# INSTRUCTIONS TO FOLLOW
Copy out every line in the entries below that includes "银行网点旺季营销工作总结".

# SUPPLIED INFORMATION
+ + + + +

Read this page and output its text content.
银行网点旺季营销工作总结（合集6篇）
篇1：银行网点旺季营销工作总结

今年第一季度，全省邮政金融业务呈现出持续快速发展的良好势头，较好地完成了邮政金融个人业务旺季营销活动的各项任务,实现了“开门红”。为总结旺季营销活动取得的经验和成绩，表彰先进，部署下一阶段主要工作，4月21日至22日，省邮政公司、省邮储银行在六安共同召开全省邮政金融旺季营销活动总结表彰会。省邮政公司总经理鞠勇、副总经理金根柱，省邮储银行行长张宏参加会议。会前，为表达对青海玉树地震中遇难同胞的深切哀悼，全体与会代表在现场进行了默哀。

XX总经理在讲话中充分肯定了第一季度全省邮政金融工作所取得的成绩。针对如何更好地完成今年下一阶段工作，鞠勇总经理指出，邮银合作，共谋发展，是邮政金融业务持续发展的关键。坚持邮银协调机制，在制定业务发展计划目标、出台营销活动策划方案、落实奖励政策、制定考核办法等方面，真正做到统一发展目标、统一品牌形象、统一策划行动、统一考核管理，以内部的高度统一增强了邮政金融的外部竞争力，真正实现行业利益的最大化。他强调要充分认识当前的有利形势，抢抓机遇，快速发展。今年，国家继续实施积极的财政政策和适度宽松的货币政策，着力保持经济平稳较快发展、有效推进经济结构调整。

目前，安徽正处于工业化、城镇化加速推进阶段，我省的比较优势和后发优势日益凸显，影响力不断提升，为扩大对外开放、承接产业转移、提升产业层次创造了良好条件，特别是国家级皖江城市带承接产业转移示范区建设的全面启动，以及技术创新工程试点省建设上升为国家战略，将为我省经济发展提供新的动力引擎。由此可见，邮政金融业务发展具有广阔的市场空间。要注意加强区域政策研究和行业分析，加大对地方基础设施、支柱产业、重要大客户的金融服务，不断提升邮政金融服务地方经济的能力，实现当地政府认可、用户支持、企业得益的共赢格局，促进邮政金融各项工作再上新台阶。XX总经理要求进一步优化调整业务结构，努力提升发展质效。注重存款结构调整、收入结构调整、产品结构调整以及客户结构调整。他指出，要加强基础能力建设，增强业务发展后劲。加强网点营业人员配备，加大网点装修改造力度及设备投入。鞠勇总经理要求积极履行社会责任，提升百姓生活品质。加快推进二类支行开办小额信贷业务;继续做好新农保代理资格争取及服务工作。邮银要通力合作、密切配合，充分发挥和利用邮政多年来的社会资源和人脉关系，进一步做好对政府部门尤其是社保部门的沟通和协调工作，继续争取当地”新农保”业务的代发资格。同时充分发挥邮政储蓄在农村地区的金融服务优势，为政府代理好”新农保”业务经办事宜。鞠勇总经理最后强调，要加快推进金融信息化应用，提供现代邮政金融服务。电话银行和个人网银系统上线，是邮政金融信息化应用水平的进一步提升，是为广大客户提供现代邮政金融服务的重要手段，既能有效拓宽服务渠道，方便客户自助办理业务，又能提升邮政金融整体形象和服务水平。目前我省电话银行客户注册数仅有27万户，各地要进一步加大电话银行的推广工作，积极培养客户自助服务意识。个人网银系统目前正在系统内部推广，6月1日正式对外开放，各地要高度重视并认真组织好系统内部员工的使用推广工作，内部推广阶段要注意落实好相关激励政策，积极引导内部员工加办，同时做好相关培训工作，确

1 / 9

+ + + + +

# WORKED ANSWER
银行网点旺季营销工作总结（合集6篇）
篇1：银行网点旺季营销工作总结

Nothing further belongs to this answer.